**Data entries**
● ● ● ●

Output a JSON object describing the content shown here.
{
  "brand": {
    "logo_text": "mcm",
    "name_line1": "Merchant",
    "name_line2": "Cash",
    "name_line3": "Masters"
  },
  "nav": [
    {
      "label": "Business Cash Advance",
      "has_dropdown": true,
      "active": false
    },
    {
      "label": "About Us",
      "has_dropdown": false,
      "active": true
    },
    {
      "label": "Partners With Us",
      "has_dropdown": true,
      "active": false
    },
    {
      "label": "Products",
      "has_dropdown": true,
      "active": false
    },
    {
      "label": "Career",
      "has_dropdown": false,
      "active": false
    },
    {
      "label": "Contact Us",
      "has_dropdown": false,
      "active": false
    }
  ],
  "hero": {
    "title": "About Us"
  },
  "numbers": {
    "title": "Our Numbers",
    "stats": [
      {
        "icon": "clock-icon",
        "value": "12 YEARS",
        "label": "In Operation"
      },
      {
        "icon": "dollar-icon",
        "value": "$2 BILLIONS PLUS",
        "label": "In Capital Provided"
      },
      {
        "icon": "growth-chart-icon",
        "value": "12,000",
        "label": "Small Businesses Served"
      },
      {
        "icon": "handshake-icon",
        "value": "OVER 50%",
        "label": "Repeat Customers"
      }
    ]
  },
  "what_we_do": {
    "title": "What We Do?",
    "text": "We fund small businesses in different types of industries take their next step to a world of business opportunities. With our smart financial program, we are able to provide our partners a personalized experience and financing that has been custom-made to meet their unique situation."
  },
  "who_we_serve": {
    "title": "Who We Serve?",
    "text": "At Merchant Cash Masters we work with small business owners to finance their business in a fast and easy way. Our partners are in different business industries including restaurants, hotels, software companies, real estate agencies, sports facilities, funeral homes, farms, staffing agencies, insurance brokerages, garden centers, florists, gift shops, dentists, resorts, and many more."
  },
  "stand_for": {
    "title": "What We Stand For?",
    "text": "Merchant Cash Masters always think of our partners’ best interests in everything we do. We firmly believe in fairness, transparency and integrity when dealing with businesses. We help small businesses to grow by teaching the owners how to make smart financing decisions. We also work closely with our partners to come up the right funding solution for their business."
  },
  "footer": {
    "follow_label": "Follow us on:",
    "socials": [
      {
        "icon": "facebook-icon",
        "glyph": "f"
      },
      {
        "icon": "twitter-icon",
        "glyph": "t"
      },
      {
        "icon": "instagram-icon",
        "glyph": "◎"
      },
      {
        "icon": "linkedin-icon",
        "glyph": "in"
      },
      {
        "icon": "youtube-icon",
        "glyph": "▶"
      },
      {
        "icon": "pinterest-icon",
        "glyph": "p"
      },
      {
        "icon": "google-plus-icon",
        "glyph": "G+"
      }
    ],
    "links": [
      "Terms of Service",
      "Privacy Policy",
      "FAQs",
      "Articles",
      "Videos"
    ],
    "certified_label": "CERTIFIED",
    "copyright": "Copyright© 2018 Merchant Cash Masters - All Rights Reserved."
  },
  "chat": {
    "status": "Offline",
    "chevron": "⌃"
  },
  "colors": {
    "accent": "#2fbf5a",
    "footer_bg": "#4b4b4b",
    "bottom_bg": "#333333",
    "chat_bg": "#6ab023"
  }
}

● ● ● ●

**BRIEF**
Pick out each line containing "their" and report it.

**FULL OUTPUT**
    "text": "We fund small businesses in different types of industries take their next step to a world of business opportunities. With our smart financial program, we are able to provide our partners a personalized experience and financing that has been custom-made to meet their unique situation."
    "text": "At Merchant Cash Masters we work with small business owners to finance their business in a fast and easy way. Our partners are in different business industries including restaurants, hotels, software companies, real estate agencies, sports facilities, funeral homes, farms, staffing agencies, insurance brokerages, garden centers, florists, gift shops, dentists, resorts, and many more."
    "text": "Merchant Cash Masters always think of our partners’ best interests in everything we do. We firmly believe in fairness, transparency and integrity when dealing with businesses. We help small businesses to grow by teaching the owners how to make smart financing decisions. We also work closely with our partners to come up the right funding solution for their business."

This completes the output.